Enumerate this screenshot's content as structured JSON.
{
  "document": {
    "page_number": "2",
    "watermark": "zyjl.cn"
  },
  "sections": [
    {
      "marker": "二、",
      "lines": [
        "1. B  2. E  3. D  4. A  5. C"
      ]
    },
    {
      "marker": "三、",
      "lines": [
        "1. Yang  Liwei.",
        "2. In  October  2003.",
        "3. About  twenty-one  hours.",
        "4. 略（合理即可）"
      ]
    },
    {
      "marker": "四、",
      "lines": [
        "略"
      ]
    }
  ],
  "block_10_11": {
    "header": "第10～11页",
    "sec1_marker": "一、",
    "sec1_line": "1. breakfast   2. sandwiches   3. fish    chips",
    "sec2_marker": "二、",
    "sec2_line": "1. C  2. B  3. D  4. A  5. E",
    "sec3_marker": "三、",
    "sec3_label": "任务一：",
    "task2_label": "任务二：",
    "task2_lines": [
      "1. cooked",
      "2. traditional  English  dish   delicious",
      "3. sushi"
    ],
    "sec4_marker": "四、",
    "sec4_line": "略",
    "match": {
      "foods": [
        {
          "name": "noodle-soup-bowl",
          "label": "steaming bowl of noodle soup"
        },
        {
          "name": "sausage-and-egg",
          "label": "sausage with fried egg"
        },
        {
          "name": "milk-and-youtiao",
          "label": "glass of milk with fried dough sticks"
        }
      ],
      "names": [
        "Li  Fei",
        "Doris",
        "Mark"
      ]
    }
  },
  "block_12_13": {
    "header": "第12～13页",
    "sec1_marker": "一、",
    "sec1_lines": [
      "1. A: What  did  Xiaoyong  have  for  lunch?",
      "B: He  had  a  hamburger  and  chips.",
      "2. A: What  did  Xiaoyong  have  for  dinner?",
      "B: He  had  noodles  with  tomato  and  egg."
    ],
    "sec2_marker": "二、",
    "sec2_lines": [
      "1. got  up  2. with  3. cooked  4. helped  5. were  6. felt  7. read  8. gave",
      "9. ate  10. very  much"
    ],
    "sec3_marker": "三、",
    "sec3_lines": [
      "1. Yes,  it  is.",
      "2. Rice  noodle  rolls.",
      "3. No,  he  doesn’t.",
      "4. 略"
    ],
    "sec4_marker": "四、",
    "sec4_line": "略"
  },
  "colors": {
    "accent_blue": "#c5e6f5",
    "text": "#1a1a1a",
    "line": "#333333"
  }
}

***

Reproduce the records above exactly as they appear.

## THE RESULT
Enumerate this screenshot's content as structured JSON.
{
  "document": {
    "page_number": "2",
    "watermark": "zyjl.cn"
  },
  "sections": [
    {
      "marker": "二、",
      "lines": [
        "1. B  2. E  3. D  4. A  5. C"
      ]
    },
    {
      "marker": "三、",
      "lines": [
        "1. Yang  Liwei.",
        "2. In  October  2003.",
        "3. About  twenty-one  hours.",
        "4. 略（合理即可）"
      ]
    },
    {
      "marker": "四、",
      "lines": [
        "略"
      ]
    }
  ],
  "block_10_11": {
    "header": "第10～11页",
    "sec1_marker": "一、",
    "sec1_line": "1. breakfast   2. sandwiches   3. fish    chips",
    "sec2_marker": "二、",
    "sec2_line": "1. C  2. B  3. D  4. A  5. E",
    "sec3_marker": "三、",
    "sec3_label": "任务一：",
    "task2_label": "任务二：",
    "task2_lines": [
      "1. cooked",
      "2. traditional  English  dish   delicious",
      "3. sushi"
    ],
    "sec4_marker": "四、",
    "sec4_line": "略",
    "match": {
      "foods": [
        {
          "name": "noodle-soup-bowl",
          "label": "steaming bowl of noodle soup"
        },
        {
          "name": "sausage-and-egg",
          "label": "sausage with fried egg"
        },
        {
          "name": "milk-and-youtiao",
          "label": "glass of milk with fried dough sticks"
        }
      ],
      "names": [
        "Li  Fei",
        "Doris",
        "Mark"
      ]
    }
  },
  "block_12_13": {
    "header": "第12～13页",
    "sec1_marker": "一、",
    "sec1_lines": [
      "1. A: What  did  Xiaoyong  have  for  lunch?",
      "B: He  had  a  hamburger  and  chips.",
      "2. A: What  did  Xiaoyong  have  for  dinner?",
      "B: He  had  noodles  with  tomato  and  egg."
    ],
    "sec2_marker": "二、",
    "sec2_lines": [
      "1. got  up  2. with  3. cooked  4. helped  5. were  6. felt  7. read  8. gave",
      "9. ate  10. very  much"
    ],
    "sec3_marker": "三、",
    "sec3_lines": [
      "1. Yes,  it  is.",
      "2. Rice  noodle  rolls.",
      "3. No,  he  doesn’t.",
      "4. 略"
    ],
    "sec4_marker": "四、",
    "sec4_line": "略"
  },
  "colors": {
    "accent_blue": "#c5e6f5",
    "text": "#1a1a1a",
    "line": "#333333"
  }
}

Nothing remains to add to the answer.